[Directions for this task] Provide only the number of lines where "type" occurs.

(Records about charts and figures)
____

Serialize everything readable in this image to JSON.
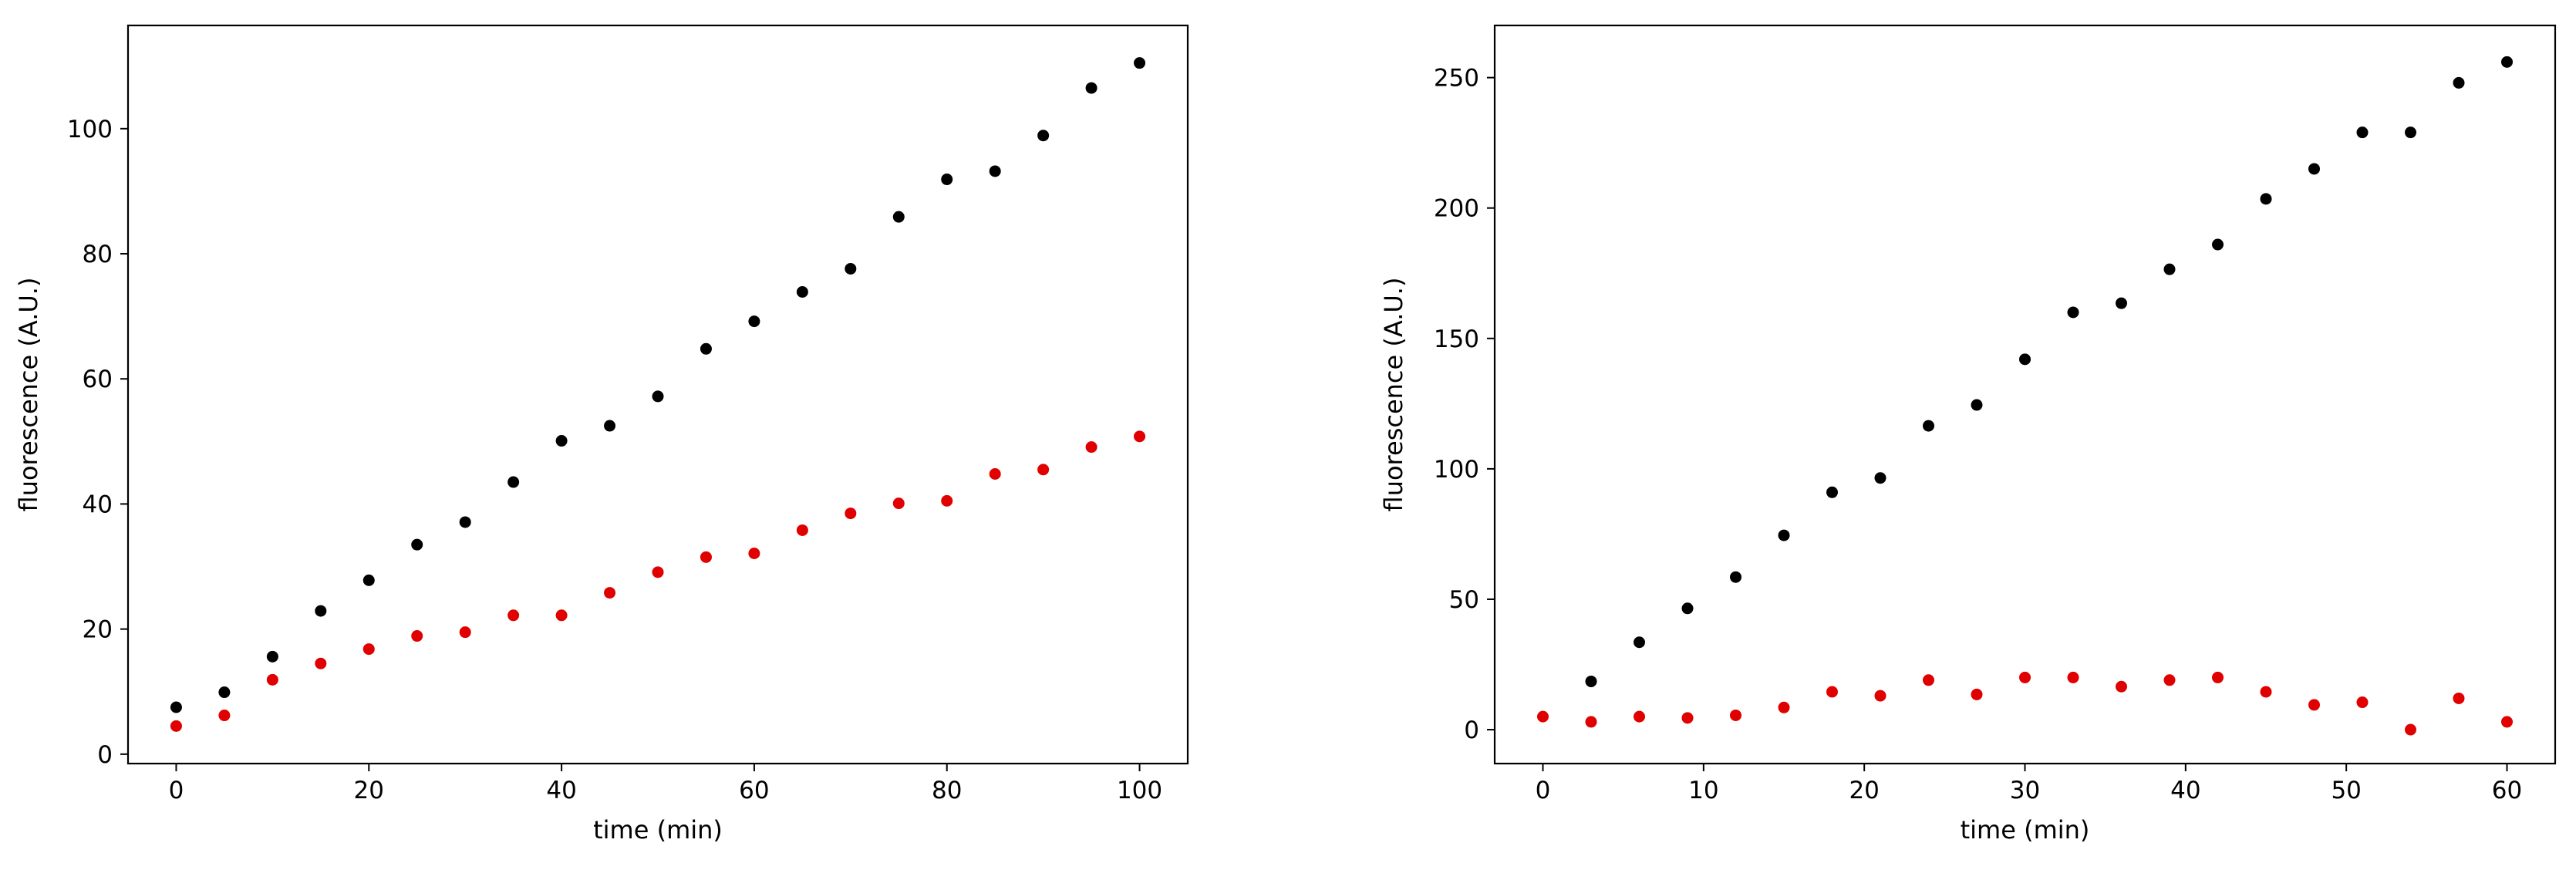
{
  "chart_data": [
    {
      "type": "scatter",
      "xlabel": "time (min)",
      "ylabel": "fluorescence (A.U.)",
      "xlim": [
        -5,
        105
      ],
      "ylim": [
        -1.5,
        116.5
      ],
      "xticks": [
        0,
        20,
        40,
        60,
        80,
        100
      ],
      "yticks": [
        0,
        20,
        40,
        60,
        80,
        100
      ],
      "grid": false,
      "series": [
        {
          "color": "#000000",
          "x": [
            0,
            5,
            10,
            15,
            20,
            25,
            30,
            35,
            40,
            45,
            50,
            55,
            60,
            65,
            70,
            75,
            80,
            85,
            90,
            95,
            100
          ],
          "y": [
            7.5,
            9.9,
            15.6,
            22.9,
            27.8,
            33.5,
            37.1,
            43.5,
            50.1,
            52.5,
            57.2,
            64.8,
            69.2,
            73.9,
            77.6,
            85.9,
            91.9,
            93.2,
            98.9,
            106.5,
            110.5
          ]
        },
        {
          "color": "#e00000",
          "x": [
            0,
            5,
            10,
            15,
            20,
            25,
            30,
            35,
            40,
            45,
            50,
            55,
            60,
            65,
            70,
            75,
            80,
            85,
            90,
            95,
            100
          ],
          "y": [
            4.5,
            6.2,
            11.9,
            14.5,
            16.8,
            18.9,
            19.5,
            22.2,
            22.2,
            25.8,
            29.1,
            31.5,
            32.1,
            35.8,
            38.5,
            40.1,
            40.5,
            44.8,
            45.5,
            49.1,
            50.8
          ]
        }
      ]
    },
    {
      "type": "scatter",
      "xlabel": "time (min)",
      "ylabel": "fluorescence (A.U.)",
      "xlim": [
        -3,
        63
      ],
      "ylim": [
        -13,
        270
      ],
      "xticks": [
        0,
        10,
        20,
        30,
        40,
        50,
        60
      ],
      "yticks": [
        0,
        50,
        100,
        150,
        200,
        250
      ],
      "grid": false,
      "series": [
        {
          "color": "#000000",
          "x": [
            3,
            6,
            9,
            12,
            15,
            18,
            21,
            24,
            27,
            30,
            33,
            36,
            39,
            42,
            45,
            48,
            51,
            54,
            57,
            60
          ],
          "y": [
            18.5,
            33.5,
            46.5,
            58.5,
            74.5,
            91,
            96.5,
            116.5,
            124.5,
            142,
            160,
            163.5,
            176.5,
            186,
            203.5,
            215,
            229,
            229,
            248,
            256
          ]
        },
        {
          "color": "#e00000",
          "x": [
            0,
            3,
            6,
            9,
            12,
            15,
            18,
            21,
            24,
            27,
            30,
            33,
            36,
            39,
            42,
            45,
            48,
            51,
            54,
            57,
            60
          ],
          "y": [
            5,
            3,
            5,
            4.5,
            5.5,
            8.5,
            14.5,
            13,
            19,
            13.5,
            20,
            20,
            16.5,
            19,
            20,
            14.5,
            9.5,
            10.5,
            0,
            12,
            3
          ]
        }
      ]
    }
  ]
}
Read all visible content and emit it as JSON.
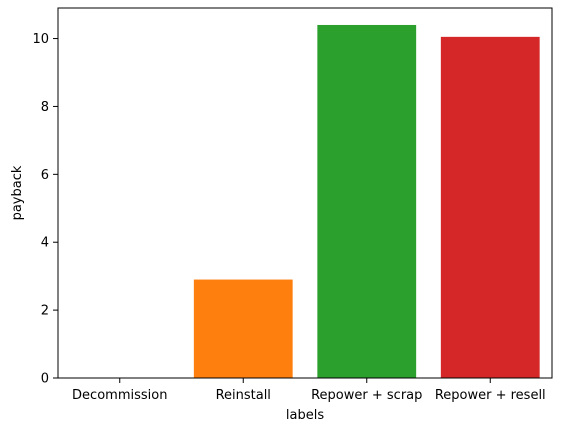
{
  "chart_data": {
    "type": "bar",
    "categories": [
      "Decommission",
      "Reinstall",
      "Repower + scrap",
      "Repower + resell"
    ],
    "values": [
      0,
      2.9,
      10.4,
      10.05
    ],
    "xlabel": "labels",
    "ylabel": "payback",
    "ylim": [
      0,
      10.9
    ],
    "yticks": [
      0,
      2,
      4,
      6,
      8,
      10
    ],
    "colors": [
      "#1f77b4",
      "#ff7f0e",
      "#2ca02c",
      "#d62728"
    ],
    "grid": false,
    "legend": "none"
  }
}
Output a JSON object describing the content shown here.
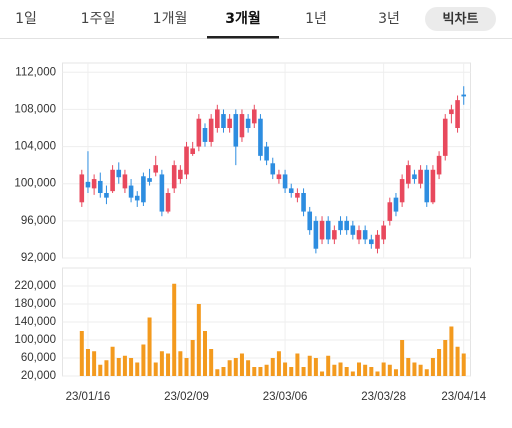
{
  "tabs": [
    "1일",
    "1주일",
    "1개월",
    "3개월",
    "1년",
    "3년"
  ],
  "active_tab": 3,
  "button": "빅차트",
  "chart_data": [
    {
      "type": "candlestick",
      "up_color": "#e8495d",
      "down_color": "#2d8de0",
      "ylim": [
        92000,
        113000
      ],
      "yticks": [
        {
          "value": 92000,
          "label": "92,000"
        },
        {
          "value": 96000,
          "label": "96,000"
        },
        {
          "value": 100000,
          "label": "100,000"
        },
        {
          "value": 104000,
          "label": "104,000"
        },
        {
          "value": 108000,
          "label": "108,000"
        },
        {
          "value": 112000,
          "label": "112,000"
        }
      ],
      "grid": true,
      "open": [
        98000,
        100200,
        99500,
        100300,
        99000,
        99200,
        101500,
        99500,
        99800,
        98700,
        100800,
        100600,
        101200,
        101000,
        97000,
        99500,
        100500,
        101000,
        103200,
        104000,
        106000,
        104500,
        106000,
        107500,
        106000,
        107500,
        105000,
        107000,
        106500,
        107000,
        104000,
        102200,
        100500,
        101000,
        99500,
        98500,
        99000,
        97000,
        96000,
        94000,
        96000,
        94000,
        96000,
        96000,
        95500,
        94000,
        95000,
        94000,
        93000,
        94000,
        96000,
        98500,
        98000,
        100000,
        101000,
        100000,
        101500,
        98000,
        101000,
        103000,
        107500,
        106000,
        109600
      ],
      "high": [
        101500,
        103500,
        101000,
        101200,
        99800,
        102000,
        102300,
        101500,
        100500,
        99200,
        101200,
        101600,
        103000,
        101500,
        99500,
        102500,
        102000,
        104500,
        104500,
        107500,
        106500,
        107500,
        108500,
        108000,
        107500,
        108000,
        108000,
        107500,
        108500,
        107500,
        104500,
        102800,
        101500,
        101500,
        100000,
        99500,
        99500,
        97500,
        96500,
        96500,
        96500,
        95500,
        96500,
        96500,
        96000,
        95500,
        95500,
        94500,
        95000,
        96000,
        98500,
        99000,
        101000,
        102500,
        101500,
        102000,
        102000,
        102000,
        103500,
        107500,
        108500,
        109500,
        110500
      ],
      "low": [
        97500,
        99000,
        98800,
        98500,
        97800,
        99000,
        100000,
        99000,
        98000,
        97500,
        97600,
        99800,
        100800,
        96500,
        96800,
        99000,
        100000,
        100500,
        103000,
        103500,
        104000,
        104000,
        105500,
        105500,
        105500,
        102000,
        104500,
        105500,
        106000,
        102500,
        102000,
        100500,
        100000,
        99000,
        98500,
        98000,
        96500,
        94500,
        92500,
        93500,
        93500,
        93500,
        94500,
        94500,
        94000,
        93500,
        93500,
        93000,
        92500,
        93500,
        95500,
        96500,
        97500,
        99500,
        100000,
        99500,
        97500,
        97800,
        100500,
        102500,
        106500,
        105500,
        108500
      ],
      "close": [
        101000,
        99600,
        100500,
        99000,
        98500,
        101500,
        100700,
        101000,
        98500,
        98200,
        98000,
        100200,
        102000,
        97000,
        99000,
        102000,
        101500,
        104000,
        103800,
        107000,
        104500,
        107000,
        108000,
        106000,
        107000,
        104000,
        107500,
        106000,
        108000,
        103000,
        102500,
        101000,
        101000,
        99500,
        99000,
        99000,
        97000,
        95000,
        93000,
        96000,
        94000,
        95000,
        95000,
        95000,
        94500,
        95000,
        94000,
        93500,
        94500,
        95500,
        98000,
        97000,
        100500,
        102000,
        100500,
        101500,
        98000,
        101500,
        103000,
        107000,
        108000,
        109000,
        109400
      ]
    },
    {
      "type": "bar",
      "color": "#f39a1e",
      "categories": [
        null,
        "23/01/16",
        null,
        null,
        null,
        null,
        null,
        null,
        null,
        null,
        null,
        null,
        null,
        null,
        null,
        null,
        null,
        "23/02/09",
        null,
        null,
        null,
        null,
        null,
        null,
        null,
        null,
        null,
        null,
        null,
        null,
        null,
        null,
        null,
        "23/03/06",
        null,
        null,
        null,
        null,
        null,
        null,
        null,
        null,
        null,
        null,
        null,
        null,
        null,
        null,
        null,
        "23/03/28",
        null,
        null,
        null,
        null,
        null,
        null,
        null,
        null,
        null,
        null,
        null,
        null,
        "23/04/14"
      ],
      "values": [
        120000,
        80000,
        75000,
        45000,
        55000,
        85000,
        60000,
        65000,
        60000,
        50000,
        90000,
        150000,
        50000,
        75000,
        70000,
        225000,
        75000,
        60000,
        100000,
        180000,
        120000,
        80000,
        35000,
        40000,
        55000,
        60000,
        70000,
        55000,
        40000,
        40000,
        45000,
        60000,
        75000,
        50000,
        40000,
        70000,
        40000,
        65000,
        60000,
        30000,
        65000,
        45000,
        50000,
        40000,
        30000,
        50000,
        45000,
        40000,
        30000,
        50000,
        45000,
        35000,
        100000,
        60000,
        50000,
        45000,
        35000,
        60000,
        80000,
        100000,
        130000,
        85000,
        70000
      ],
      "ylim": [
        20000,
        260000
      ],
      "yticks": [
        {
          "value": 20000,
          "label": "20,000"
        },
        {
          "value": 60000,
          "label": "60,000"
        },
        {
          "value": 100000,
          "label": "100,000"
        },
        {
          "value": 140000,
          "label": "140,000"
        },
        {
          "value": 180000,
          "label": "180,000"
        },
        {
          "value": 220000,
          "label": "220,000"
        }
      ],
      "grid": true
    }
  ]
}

____

[Answer to the task] 5